## Exercise goal
Please print every record below exactly as it appears.

********************

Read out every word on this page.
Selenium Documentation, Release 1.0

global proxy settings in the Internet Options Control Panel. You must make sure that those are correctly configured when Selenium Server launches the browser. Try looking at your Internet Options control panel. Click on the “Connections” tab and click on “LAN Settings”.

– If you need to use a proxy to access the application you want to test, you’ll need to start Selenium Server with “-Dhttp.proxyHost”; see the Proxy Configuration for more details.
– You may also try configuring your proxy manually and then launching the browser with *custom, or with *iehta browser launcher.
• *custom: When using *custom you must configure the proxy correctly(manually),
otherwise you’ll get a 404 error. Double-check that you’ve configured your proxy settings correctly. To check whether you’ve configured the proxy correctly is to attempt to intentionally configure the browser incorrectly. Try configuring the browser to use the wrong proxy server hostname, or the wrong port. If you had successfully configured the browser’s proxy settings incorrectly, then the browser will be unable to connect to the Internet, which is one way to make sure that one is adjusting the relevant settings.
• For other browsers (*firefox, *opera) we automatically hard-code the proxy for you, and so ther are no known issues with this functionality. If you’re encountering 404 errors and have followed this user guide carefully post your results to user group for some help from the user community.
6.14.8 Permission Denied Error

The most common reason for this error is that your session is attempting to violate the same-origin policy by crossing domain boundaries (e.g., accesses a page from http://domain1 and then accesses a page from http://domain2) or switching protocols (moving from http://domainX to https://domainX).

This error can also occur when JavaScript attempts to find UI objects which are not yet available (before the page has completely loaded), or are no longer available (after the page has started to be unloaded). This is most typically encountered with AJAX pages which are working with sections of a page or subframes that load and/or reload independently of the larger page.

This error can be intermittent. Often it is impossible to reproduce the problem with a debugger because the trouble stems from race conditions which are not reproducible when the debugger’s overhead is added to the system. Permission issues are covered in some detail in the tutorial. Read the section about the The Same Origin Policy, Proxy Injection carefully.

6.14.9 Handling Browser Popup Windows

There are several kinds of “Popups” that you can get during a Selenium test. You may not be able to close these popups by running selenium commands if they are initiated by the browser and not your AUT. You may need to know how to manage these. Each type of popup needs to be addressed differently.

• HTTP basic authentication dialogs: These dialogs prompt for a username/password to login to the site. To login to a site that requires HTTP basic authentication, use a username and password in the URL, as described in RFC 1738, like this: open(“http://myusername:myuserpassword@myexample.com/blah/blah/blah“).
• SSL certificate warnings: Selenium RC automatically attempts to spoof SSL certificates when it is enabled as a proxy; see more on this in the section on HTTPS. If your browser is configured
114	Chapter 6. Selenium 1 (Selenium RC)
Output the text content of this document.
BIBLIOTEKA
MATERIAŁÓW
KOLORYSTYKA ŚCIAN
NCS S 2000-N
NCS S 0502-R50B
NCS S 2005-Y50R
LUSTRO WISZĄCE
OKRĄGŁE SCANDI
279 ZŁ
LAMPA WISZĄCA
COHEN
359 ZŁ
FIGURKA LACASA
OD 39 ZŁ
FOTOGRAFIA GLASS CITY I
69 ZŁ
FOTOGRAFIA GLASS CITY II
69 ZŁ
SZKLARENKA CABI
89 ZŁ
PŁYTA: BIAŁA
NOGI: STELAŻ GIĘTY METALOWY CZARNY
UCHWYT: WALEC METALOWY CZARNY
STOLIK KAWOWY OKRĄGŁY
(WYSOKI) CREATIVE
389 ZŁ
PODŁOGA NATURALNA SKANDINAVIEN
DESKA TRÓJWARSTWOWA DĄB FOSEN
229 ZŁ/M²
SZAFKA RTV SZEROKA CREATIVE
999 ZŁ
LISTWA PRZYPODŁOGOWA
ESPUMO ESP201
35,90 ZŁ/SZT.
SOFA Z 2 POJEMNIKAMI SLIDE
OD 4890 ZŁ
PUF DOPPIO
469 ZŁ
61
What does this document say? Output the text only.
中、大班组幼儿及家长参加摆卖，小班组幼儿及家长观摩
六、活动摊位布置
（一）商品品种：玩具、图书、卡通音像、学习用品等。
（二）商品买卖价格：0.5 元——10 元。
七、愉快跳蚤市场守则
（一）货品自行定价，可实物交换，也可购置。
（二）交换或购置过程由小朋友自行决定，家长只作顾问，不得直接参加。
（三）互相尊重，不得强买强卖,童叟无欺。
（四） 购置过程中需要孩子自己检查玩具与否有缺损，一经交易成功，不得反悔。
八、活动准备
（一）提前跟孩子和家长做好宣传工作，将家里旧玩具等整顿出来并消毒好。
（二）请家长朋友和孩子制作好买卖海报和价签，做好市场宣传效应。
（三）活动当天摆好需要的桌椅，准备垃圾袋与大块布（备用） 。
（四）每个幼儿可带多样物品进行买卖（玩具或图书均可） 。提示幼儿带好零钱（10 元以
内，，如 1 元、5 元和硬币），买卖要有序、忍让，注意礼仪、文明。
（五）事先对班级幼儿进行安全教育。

********************

## Answer to this exercise
Read out every word on this page.
Selenium Documentation, Release 1.0

global proxy settings in the Internet Options Control Panel. You must make sure that those are correctly configured when Selenium Server launches the browser. Try looking at your Internet Options control panel. Click on the “Connections” tab and click on “LAN Settings”.

– If you need to use a proxy to access the application you want to test, you’ll need to start Selenium Server with “-Dhttp.proxyHost”; see the Proxy Configuration for more details.
– You may also try configuring your proxy manually and then launching the browser with *custom, or with *iehta browser launcher.
• *custom: When using *custom you must configure the proxy correctly(manually),
otherwise you’ll get a 404 error. Double-check that you’ve configured your proxy settings correctly. To check whether you’ve configured the proxy correctly is to attempt to intentionally configure the browser incorrectly. Try configuring the browser to use the wrong proxy server hostname, or the wrong port. If you had successfully configured the browser’s proxy settings incorrectly, then the browser will be unable to connect to the Internet, which is one way to make sure that one is adjusting the relevant settings.
• For other browsers (*firefox, *opera) we automatically hard-code the proxy for you, and so ther are no known issues with this functionality. If you’re encountering 404 errors and have followed this user guide carefully post your results to user group for some help from the user community.
6.14.8 Permission Denied Error

The most common reason for this error is that your session is attempting to violate the same-origin policy by crossing domain boundaries (e.g., accesses a page from http://domain1 and then accesses a page from http://domain2) or switching protocols (moving from http://domainX to https://domainX).

This error can also occur when JavaScript attempts to find UI objects which are not yet available (before the page has completely loaded), or are no longer available (after the page has started to be unloaded). This is most typically encountered with AJAX pages which are working with sections of a page or subframes that load and/or reload independently of the larger page.

This error can be intermittent. Often it is impossible to reproduce the problem with a debugger because the trouble stems from race conditions which are not reproducible when the debugger’s overhead is added to the system. Permission issues are covered in some detail in the tutorial. Read the section about the The Same Origin Policy, Proxy Injection carefully.

6.14.9 Handling Browser Popup Windows

There are several kinds of “Popups” that you can get during a Selenium test. You may not be able to close these popups by running selenium commands if they are initiated by the browser and not your AUT. You may need to know how to manage these. Each type of popup needs to be addressed differently.

• HTTP basic authentication dialogs: These dialogs prompt for a username/password to login to the site. To login to a site that requires HTTP basic authentication, use a username and password in the URL, as described in RFC 1738, like this: open(“http://myusername:myuserpassword@myexample.com/blah/blah/blah“).
• SSL certificate warnings: Selenium RC automatically attempts to spoof SSL certificates when it is enabled as a proxy; see more on this in the section on HTTPS. If your browser is configured
114	Chapter 6. Selenium 1 (Selenium RC)
Output the text content of this document.
BIBLIOTEKA
MATERIAŁÓW
KOLORYSTYKA ŚCIAN
NCS S 2000-N
NCS S 0502-R50B
NCS S 2005-Y50R
LUSTRO WISZĄCE
OKRĄGŁE SCANDI
279 ZŁ
LAMPA WISZĄCA
COHEN
359 ZŁ
FIGURKA LACASA
OD 39 ZŁ
FOTOGRAFIA GLASS CITY I
69 ZŁ
FOTOGRAFIA GLASS CITY II
69 ZŁ
SZKLARENKA CABI
89 ZŁ
PŁYTA: BIAŁA
NOGI: STELAŻ GIĘTY METALOWY CZARNY
UCHWYT: WALEC METALOWY CZARNY
STOLIK KAWOWY OKRĄGŁY
(WYSOKI) CREATIVE
389 ZŁ
PODŁOGA NATURALNA SKANDINAVIEN
DESKA TRÓJWARSTWOWA DĄB FOSEN
229 ZŁ/M²
SZAFKA RTV SZEROKA CREATIVE
999 ZŁ
LISTWA PRZYPODŁOGOWA
ESPUMO ESP201
35,90 ZŁ/SZT.
SOFA Z 2 POJEMNIKAMI SLIDE
OD 4890 ZŁ
PUF DOPPIO
469 ZŁ
61
What does this document say? Output the text only.
中、大班组幼儿及家长参加摆卖，小班组幼儿及家长观摩
六、活动摊位布置
（一）商品品种：玩具、图书、卡通音像、学习用品等。
（二）商品买卖价格：0.5 元——10 元。
七、愉快跳蚤市场守则
（一）货品自行定价，可实物交换，也可购置。
（二）交换或购置过程由小朋友自行决定，家长只作顾问，不得直接参加。
（三）互相尊重，不得强买强卖,童叟无欺。
（四） 购置过程中需要孩子自己检查玩具与否有缺损，一经交易成功，不得反悔。
八、活动准备
（一）提前跟孩子和家长做好宣传工作，将家里旧玩具等整顿出来并消毒好。
（二）请家长朋友和孩子制作好买卖海报和价签，做好市场宣传效应。
（三）活动当天摆好需要的桌椅，准备垃圾袋与大块布（备用） 。
（四）每个幼儿可带多样物品进行买卖（玩具或图书均可） 。提示幼儿带好零钱（10 元以
内，，如 1 元、5 元和硬币），买卖要有序、忍让，注意礼仪、文明。
（五）事先对班级幼儿进行安全教育。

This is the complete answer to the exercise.